— Given information —
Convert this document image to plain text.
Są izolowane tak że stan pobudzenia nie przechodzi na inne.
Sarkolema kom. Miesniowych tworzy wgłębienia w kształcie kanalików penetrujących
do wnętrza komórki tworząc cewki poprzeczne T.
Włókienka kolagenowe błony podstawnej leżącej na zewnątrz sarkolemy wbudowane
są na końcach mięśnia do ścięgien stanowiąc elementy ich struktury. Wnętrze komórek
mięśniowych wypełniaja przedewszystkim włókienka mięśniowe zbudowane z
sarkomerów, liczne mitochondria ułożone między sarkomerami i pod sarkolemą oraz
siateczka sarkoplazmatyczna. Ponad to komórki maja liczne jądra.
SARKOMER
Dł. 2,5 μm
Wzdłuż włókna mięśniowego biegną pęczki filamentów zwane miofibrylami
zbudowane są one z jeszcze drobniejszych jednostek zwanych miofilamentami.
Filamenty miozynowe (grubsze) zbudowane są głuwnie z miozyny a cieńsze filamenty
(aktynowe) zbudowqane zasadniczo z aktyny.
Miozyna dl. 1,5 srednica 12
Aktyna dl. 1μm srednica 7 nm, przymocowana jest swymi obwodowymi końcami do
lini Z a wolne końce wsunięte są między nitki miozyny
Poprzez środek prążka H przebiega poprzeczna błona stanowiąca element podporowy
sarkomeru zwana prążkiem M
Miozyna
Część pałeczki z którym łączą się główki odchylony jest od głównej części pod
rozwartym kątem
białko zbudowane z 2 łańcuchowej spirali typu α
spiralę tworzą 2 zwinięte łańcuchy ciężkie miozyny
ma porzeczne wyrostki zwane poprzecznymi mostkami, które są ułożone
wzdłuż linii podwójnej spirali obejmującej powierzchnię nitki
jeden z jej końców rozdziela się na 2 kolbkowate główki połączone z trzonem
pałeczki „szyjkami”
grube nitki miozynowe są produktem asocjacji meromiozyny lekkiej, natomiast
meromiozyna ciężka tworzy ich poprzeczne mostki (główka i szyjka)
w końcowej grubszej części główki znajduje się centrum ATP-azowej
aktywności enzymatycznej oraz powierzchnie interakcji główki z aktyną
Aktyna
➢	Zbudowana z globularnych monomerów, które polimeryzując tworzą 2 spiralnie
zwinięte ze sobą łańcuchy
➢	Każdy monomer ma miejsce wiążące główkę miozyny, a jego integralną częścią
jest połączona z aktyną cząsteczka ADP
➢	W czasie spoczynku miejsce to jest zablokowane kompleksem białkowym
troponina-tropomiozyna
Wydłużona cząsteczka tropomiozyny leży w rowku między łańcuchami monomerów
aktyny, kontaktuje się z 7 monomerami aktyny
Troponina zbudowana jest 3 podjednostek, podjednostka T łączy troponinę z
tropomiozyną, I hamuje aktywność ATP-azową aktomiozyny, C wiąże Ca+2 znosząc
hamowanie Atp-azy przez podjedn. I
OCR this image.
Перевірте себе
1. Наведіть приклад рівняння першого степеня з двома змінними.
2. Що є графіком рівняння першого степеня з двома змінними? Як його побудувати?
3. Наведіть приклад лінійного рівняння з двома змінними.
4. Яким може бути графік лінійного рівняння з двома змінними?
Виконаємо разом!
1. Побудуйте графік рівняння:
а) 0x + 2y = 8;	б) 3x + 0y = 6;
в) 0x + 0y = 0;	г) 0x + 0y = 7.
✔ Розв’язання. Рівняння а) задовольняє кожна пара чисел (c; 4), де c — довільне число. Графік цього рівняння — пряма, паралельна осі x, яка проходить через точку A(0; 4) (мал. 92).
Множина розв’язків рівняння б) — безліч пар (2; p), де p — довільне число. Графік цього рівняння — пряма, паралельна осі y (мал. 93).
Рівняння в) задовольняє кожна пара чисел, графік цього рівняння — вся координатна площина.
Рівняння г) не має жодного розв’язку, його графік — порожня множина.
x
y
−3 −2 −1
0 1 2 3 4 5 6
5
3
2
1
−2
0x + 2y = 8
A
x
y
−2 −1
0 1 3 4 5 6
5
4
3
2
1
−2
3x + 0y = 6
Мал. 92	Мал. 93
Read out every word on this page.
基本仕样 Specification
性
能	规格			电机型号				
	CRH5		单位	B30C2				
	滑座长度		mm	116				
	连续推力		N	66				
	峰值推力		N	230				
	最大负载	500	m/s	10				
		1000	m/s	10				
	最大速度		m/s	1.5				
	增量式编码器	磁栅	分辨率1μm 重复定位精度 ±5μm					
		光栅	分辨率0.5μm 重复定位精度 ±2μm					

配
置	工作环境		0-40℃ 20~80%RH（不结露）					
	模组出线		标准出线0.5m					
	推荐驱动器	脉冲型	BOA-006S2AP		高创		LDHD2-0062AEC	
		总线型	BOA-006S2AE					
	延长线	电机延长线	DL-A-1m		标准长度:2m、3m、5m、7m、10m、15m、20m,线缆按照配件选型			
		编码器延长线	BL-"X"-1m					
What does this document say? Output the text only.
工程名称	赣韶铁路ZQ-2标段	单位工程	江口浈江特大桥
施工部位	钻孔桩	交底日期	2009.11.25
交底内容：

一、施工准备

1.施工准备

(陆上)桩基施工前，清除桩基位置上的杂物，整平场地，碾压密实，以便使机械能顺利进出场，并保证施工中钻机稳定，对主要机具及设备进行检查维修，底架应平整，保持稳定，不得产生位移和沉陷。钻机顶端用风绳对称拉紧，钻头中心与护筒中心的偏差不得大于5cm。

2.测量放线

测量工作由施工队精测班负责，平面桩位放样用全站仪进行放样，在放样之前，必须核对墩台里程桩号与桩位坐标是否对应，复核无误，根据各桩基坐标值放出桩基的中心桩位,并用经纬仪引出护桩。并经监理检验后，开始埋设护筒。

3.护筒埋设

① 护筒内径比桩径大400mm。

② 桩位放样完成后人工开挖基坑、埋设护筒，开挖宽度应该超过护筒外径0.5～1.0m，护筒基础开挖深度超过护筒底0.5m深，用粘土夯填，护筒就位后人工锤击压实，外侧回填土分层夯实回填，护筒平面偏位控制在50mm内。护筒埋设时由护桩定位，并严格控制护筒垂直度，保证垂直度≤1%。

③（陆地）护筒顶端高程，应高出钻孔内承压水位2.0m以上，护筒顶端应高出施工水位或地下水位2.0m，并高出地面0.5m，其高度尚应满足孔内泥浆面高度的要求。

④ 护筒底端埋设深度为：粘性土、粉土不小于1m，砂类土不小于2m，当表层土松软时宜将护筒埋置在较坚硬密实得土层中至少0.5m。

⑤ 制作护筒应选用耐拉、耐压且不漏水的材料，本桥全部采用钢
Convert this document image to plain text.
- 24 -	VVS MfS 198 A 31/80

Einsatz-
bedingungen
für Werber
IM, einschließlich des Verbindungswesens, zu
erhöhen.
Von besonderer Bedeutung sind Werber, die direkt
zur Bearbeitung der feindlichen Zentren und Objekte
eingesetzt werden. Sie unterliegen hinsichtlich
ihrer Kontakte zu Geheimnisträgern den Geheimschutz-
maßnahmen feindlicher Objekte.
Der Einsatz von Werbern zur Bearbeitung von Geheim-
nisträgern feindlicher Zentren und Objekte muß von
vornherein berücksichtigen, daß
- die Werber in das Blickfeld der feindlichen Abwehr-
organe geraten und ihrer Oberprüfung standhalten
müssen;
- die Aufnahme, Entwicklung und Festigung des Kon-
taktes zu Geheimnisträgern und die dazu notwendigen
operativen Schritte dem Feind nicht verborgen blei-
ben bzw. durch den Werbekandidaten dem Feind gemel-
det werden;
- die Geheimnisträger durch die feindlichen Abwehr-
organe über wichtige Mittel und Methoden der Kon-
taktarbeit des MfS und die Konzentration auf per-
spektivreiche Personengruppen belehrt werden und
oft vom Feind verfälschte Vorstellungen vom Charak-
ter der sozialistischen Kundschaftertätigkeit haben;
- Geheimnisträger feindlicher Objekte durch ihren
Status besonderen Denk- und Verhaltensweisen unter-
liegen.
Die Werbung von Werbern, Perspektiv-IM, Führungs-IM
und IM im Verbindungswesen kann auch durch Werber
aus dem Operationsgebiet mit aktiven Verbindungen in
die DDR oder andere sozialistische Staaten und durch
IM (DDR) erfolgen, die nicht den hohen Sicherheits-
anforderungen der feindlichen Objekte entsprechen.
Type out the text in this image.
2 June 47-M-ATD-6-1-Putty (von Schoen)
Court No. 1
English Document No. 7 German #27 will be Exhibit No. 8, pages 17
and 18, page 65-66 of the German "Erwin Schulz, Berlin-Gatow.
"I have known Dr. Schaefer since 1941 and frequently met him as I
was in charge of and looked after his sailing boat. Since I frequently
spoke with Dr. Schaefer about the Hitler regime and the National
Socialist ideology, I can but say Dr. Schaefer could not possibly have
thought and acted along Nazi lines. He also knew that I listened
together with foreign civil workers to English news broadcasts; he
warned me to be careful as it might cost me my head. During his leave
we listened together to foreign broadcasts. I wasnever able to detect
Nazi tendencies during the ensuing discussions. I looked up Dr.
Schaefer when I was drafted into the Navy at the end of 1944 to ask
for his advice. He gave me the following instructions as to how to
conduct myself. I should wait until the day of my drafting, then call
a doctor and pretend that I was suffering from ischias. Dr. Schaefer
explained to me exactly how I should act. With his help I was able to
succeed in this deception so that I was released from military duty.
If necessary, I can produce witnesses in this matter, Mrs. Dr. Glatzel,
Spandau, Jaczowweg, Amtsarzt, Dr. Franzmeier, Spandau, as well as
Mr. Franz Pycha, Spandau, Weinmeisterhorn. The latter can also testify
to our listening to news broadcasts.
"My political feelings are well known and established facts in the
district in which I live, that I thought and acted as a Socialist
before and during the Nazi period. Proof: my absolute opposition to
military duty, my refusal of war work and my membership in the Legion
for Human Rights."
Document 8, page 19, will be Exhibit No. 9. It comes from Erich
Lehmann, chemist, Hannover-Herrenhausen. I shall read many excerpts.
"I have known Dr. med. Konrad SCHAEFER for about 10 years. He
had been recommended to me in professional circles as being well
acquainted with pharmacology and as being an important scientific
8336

— What to produce —
Extract every line from the records above that contains the word "durch".

— Correct result —
ben bzw. durch den Werbekandidaten dem Feind gemel-
- die Geheimnisträger durch die feindlichen Abwehr-
- Geheimnisträger feindlicher Objekte durch ihren
und IM im Verbindungswesen kann auch durch Werber
die DDR oder andere sozialistische Staaten und durch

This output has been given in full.